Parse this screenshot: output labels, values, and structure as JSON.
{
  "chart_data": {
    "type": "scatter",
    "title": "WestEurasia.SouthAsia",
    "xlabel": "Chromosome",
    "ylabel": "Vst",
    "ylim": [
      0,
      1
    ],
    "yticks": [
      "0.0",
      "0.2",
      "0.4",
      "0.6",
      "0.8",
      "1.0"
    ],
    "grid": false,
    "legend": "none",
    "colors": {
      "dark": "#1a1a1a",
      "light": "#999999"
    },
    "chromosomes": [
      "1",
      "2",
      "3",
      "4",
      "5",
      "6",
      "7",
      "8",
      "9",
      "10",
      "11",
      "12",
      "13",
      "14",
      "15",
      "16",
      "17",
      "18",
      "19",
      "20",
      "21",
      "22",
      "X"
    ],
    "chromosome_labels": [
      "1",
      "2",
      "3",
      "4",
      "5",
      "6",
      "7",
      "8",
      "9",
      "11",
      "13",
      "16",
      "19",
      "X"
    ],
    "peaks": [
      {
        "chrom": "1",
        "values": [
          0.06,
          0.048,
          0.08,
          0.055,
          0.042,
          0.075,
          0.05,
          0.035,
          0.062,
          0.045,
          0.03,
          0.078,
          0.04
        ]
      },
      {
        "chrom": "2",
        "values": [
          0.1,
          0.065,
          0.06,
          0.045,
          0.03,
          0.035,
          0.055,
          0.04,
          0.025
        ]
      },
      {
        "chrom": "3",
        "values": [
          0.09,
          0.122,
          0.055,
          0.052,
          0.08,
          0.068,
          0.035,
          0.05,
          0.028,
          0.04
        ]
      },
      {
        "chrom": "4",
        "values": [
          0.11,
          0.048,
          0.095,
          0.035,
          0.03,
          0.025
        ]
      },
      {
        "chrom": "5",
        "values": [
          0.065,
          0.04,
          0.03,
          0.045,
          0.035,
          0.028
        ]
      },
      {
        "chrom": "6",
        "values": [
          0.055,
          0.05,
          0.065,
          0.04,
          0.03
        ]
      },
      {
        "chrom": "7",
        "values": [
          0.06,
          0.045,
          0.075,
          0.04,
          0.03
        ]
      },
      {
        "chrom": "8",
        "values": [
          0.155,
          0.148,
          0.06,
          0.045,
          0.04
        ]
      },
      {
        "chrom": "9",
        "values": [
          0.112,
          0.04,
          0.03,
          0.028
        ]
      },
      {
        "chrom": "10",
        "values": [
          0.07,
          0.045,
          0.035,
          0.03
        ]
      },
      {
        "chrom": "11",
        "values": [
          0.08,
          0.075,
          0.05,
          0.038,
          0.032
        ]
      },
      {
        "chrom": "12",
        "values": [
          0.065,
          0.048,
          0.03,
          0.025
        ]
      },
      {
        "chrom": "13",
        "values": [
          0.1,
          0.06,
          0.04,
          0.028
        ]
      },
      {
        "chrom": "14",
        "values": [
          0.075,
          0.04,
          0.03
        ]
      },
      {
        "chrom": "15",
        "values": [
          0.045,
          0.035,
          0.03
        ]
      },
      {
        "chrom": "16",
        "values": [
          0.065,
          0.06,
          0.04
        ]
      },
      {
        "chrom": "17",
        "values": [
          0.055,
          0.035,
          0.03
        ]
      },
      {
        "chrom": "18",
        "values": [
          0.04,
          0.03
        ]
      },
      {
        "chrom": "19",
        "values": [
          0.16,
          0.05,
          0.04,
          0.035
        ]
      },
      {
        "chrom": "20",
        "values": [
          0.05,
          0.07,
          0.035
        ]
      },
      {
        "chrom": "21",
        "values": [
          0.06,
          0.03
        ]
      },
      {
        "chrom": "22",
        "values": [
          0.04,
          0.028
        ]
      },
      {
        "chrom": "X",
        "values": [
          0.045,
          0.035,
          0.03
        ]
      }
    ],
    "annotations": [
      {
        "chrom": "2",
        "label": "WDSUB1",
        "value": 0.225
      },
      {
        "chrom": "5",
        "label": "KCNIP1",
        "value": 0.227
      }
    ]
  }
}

...

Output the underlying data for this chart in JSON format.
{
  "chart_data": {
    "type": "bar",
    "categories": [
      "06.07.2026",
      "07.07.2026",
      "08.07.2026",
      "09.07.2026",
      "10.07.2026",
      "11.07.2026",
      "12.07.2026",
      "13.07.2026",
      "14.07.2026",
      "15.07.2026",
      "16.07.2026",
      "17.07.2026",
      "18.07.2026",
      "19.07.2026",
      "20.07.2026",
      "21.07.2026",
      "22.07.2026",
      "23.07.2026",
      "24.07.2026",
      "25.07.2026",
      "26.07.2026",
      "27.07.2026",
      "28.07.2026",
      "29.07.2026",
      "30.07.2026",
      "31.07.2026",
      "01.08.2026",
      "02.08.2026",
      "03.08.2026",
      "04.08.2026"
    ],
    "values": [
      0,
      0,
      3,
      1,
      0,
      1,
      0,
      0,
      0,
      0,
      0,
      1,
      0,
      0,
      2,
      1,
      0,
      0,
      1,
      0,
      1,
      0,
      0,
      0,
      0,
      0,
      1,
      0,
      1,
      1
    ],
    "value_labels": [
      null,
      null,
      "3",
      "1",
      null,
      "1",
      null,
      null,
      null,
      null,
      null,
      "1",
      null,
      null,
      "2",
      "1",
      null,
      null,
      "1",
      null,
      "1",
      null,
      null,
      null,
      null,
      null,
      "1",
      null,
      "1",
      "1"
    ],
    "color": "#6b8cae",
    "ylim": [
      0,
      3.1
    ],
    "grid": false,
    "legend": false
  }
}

* * *

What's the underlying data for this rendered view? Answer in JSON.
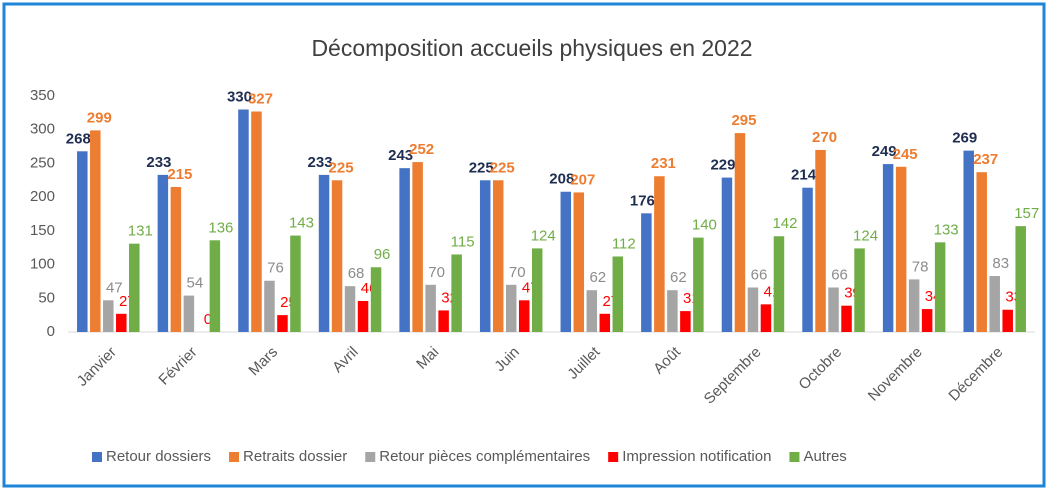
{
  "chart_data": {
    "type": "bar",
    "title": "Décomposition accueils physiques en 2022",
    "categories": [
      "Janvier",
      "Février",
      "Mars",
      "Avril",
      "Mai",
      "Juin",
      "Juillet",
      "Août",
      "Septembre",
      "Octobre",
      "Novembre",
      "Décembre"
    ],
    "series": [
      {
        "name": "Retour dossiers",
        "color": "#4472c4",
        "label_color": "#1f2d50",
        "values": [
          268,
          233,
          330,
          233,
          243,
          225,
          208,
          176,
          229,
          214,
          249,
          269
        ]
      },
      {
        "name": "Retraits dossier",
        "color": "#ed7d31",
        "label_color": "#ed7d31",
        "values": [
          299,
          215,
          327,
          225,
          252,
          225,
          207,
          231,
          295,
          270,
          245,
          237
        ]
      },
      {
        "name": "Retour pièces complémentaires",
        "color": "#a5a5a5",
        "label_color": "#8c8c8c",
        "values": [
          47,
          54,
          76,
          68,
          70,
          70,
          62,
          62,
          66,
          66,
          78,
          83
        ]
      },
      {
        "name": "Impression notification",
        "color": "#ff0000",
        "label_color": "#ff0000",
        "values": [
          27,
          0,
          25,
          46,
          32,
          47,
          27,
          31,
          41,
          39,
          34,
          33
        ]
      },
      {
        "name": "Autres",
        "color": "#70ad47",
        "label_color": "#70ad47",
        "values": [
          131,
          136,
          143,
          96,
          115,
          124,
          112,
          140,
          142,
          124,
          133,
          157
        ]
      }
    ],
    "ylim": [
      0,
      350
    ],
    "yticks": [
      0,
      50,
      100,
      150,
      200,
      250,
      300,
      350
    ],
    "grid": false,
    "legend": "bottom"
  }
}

*BRIEF:* Filter the records down to the lines that contain the string "title", and copy those lines.

*COMPLETED TASK:*
    "title": "WestEurasia.SouthAsia",
    "title": "Décomposition accueils physiques en 2022",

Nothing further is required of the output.